Task instructions
Each entry that follows must be output without any deviation.

#### Available records

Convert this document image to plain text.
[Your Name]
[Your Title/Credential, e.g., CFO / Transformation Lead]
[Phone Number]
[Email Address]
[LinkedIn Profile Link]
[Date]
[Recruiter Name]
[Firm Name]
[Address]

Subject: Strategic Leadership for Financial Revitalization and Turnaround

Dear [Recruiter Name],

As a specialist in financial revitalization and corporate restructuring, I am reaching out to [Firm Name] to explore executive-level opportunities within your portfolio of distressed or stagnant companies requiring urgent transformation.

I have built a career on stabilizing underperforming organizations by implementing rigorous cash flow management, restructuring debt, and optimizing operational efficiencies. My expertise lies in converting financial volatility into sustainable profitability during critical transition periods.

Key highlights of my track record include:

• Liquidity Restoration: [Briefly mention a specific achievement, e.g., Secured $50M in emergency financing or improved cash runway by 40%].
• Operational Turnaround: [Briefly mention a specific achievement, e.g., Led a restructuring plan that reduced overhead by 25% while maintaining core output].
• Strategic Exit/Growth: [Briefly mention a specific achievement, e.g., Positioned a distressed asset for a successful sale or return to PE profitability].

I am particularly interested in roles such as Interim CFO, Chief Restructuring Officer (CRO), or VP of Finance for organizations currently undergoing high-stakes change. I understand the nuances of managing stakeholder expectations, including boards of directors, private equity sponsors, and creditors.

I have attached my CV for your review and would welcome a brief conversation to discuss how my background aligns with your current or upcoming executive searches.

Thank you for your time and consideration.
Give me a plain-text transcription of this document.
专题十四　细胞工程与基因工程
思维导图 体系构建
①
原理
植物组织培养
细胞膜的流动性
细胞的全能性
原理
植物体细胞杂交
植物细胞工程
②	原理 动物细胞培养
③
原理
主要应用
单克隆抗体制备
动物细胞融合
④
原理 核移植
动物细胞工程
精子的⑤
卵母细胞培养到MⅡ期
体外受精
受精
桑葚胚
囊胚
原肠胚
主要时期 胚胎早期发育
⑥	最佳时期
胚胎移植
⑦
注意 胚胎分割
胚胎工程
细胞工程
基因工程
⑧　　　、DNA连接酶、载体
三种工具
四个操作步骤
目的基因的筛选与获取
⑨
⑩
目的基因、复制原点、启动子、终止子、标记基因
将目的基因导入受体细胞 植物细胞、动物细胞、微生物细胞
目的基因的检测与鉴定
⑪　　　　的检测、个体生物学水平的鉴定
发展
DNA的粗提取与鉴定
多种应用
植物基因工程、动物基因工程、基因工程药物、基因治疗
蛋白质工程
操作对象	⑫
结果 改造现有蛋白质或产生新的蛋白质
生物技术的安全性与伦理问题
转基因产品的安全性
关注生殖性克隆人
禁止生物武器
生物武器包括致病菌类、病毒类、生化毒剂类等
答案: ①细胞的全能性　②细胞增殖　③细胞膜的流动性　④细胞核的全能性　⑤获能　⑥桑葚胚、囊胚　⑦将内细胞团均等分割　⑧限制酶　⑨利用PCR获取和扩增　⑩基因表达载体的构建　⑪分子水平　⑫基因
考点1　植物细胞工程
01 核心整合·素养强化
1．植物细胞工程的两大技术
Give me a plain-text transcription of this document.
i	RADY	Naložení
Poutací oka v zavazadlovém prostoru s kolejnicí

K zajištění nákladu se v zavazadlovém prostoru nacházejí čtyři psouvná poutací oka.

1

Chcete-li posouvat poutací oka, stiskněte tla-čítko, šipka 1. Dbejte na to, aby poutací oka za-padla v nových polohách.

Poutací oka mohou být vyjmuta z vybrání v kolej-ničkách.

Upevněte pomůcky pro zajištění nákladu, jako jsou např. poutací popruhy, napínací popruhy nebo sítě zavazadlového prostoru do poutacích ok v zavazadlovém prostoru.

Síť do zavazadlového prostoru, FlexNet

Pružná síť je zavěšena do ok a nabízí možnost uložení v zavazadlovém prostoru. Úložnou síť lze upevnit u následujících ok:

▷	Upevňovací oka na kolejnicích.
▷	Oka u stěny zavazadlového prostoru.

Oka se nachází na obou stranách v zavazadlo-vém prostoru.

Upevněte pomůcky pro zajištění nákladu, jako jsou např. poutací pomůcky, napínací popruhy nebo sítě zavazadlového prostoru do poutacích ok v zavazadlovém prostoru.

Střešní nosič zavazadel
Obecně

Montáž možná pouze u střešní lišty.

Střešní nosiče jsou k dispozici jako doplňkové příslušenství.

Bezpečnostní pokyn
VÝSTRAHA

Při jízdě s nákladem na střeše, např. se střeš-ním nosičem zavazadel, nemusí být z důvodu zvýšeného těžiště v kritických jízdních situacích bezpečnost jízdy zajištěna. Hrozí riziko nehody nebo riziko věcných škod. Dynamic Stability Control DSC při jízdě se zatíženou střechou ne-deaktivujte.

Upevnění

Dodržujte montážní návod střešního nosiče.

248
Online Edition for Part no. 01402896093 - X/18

########

Task response
Convert this document image to plain text.
[Your Name]
[Your Title/Credential, e.g., CFO / Transformation Lead]
[Phone Number]
[Email Address]
[LinkedIn Profile Link]
[Date]
[Recruiter Name]
[Firm Name]
[Address]

Subject: Strategic Leadership for Financial Revitalization and Turnaround

Dear [Recruiter Name],

As a specialist in financial revitalization and corporate restructuring, I am reaching out to [Firm Name] to explore executive-level opportunities within your portfolio of distressed or stagnant companies requiring urgent transformation.

I have built a career on stabilizing underperforming organizations by implementing rigorous cash flow management, restructuring debt, and optimizing operational efficiencies. My expertise lies in converting financial volatility into sustainable profitability during critical transition periods.

Key highlights of my track record include:

• Liquidity Restoration: [Briefly mention a specific achievement, e.g., Secured $50M in emergency financing or improved cash runway by 40%].
• Operational Turnaround: [Briefly mention a specific achievement, e.g., Led a restructuring plan that reduced overhead by 25% while maintaining core output].
• Strategic Exit/Growth: [Briefly mention a specific achievement, e.g., Positioned a distressed asset for a successful sale or return to PE profitability].

I am particularly interested in roles such as Interim CFO, Chief Restructuring Officer (CRO), or VP of Finance for organizations currently undergoing high-stakes change. I understand the nuances of managing stakeholder expectations, including boards of directors, private equity sponsors, and creditors.

I have attached my CV for your review and would welcome a brief conversation to discuss how my background aligns with your current or upcoming executive searches.

Thank you for your time and consideration.
Give me a plain-text transcription of this document.
专题十四　细胞工程与基因工程
思维导图 体系构建
①
原理
植物组织培养
细胞膜的流动性
细胞的全能性
原理
植物体细胞杂交
植物细胞工程
②	原理 动物细胞培养
③
原理
主要应用
单克隆抗体制备
动物细胞融合
④
原理 核移植
动物细胞工程
精子的⑤
卵母细胞培养到MⅡ期
体外受精
受精
桑葚胚
囊胚
原肠胚
主要时期 胚胎早期发育
⑥	最佳时期
胚胎移植
⑦
注意 胚胎分割
胚胎工程
细胞工程
基因工程
⑧　　　、DNA连接酶、载体
三种工具
四个操作步骤
目的基因的筛选与获取
⑨
⑩
目的基因、复制原点、启动子、终止子、标记基因
将目的基因导入受体细胞 植物细胞、动物细胞、微生物细胞
目的基因的检测与鉴定
⑪　　　　的检测、个体生物学水平的鉴定
发展
DNA的粗提取与鉴定
多种应用
植物基因工程、动物基因工程、基因工程药物、基因治疗
蛋白质工程
操作对象	⑫
结果 改造现有蛋白质或产生新的蛋白质
生物技术的安全性与伦理问题
转基因产品的安全性
关注生殖性克隆人
禁止生物武器
生物武器包括致病菌类、病毒类、生化毒剂类等
答案: ①细胞的全能性　②细胞增殖　③细胞膜的流动性　④细胞核的全能性　⑤获能　⑥桑葚胚、囊胚　⑦将内细胞团均等分割　⑧限制酶　⑨利用PCR获取和扩增　⑩基因表达载体的构建　⑪分子水平　⑫基因
考点1　植物细胞工程
01 核心整合·素养强化
1．植物细胞工程的两大技术
Give me a plain-text transcription of this document.
i	RADY	Naložení
Poutací oka v zavazadlovém prostoru s kolejnicí

K zajištění nákladu se v zavazadlovém prostoru nacházejí čtyři psouvná poutací oka.

1

Chcete-li posouvat poutací oka, stiskněte tla-čítko, šipka 1. Dbejte na to, aby poutací oka za-padla v nových polohách.

Poutací oka mohou být vyjmuta z vybrání v kolej-ničkách.

Upevněte pomůcky pro zajištění nákladu, jako jsou např. poutací popruhy, napínací popruhy nebo sítě zavazadlového prostoru do poutacích ok v zavazadlovém prostoru.

Síť do zavazadlového prostoru, FlexNet

Pružná síť je zavěšena do ok a nabízí možnost uložení v zavazadlovém prostoru. Úložnou síť lze upevnit u následujících ok:

▷	Upevňovací oka na kolejnicích.
▷	Oka u stěny zavazadlového prostoru.

Oka se nachází na obou stranách v zavazadlo-vém prostoru.

Upevněte pomůcky pro zajištění nákladu, jako jsou např. poutací pomůcky, napínací popruhy nebo sítě zavazadlového prostoru do poutacích ok v zavazadlovém prostoru.

Střešní nosič zavazadel
Obecně

Montáž možná pouze u střešní lišty.

Střešní nosiče jsou k dispozici jako doplňkové příslušenství.

Bezpečnostní pokyn
VÝSTRAHA

Při jízdě s nákladem na střeše, např. se střeš-ním nosičem zavazadel, nemusí být z důvodu zvýšeného těžiště v kritických jízdních situacích bezpečnost jízdy zajištěna. Hrozí riziko nehody nebo riziko věcných škod. Dynamic Stability Control DSC při jízdě se zatíženou střechou ne-deaktivujte.

Upevnění

Dodržujte montážní návod střešního nosiče.

248
Online Edition for Part no. 01402896093 - X/18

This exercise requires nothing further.